_Work item A_
Rewrite the paragraph beginning "Human epidermal skin explants were cultured" from the passage about bilirubin in skin as a brief bulleted list that keeps its main facts.
_Work item B_
From the passage about bilirubin in skin, copy the text between "Human epidermal skin" and "1.4 µg/mL group.", inclusive.

Start of Passage provided

Bright-field microscopy of human abdominal skin section (8 µm) incubated with either (A) 100 µL of DMSO or (B) 500 µg/mL bilirubin dissolved in DMSO for 1 h in dark. Arrowheads indicate visible bilirubin (yellow color) accumulation in epidermal layer of skin section. Scale bar = 100 µm.

Figure 6

Human epidermal skin explants were cultured with vehicle, 1.4 µg/mL bilirubin or 2.1 µg/mL of bilirubin for 44 h (treatment phase). At 44 h, the bilirubin treatments were replaced with DPBS vehicle without bilirubin and epidermal skin samples were equilibrated till 138 h (recovery phase). Data indicate mean ± SEM. n = 6/group. *; p < 0.05 of 1.4 µg/mL bilirubin leg vs. vehicle-treated control sample. #; p < 0.05 of 2.1 µg/mL bilirubin leg vs. vehicle-treated control sample. ^; p < 0.05 for 2.1 µg/mL group vs. 1.4 µg/mL group.

End of Passage provided
Start of Dataset records

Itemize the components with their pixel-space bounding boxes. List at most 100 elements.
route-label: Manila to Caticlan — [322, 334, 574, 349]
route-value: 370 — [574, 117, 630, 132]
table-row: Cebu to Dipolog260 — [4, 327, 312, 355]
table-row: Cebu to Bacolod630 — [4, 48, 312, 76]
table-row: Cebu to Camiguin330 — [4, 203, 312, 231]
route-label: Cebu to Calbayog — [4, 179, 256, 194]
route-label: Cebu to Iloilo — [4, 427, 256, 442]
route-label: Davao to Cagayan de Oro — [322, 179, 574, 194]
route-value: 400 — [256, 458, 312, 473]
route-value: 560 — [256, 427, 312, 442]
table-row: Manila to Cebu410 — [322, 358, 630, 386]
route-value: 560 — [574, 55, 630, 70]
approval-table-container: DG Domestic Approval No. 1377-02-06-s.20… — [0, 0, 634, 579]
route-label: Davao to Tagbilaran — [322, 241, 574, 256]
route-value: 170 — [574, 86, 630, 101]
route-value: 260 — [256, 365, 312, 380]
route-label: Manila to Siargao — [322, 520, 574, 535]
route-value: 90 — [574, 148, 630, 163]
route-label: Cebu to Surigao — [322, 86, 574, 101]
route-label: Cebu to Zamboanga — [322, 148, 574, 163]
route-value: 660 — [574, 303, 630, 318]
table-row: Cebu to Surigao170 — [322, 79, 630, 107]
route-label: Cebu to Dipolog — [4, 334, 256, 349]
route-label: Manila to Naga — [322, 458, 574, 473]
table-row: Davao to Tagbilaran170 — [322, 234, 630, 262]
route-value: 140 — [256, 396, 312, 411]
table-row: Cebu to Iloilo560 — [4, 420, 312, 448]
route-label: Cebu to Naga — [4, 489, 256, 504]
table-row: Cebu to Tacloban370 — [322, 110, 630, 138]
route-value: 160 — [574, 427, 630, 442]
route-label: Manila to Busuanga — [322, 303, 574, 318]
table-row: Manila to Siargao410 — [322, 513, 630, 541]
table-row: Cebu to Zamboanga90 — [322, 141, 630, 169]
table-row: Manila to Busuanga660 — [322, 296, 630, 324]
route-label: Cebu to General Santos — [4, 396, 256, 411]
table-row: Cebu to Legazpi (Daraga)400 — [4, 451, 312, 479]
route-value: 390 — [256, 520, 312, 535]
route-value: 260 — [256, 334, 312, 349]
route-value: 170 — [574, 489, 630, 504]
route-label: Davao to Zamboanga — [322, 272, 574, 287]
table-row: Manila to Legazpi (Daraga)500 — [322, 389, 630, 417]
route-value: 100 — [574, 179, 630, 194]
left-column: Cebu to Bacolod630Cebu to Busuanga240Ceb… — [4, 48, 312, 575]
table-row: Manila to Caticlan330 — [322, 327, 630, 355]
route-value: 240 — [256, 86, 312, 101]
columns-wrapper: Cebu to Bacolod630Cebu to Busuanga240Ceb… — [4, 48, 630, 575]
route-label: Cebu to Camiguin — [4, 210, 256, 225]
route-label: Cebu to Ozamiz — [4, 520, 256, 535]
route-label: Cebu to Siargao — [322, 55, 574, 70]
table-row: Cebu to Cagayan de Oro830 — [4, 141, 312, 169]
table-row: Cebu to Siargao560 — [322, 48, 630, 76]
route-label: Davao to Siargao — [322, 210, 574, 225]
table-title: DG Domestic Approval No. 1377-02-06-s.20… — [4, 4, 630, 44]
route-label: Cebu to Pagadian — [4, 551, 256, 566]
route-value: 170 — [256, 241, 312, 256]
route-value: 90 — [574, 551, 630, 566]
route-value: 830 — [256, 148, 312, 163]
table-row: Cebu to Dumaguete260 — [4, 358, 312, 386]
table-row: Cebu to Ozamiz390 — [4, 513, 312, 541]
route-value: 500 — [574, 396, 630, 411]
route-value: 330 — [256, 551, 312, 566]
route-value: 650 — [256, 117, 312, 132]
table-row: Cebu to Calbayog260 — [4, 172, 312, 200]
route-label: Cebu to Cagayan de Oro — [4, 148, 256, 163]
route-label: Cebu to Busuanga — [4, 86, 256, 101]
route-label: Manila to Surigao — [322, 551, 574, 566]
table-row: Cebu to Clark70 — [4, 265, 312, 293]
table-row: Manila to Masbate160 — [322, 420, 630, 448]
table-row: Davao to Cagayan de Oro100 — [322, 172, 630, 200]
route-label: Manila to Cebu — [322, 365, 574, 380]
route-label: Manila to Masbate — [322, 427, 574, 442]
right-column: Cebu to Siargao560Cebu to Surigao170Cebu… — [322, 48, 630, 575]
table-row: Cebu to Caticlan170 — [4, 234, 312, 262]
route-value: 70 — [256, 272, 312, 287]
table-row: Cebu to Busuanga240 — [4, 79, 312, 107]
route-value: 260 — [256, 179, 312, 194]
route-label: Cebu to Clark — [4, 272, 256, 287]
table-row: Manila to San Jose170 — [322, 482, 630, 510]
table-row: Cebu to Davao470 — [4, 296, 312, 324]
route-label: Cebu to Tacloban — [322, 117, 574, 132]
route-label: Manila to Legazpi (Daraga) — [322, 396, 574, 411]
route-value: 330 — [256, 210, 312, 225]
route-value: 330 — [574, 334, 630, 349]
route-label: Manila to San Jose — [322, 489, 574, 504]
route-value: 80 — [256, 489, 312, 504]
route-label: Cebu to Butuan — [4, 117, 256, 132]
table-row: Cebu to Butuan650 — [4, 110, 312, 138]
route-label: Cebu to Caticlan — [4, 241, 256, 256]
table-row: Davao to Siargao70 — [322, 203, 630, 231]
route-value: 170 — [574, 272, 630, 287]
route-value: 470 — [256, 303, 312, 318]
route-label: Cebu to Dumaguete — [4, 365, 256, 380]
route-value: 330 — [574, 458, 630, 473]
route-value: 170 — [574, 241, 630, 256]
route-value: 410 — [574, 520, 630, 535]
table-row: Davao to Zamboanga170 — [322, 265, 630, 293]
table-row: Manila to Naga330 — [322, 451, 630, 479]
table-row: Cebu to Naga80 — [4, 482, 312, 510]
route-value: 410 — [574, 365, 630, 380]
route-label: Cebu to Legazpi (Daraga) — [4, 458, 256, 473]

End of Dataset records

_Answer space A_
- Human epidermal skin explants were cultured for 44 h (treatment phase) with vehicle, 1.4 µg/mL bilirubin, or 2.1 µg/mL bilirubin.
- At 44 h, the bilirubin treatments were replaced with DPBS vehicle without bilirubin, and the samples equilibrated until 138 h (recovery phase).
- Data are mean ± SEM, with n = 6 per group.
- Significance marks (p < 0.05):
  - * for 1.4 µg/mL bilirubin vs. the vehicle-treated control
  - # for 2.1 µg/mL bilirubin vs. the vehicle-treated control
  - ^ for the 2.1 µg/mL group vs. the 1.4 µg/mL group

_Answer space B_
Human epidermal skin explants were cultured with vehicle, 1.4 µg/mL bilirubin or 2.1 µg/mL of bilirubin for 44 h (treatment phase). At 44 h, the bilirubin treatments were replaced with DPBS vehicle without bilirubin and epidermal skin samples were equilibrated till 138 h (recovery phase). Data indicate mean ± SEM. n = 6/group. *; p < 0.05 of 1.4 µg/mL bilirubin leg vs. vehicle-treated control sample. #; p < 0.05 of 2.1 µg/mL bilirubin leg vs. vehicle-treated control sample. ^; p < 0.05 for 2.1 µg/mL group vs. 1.4 µg/mL group.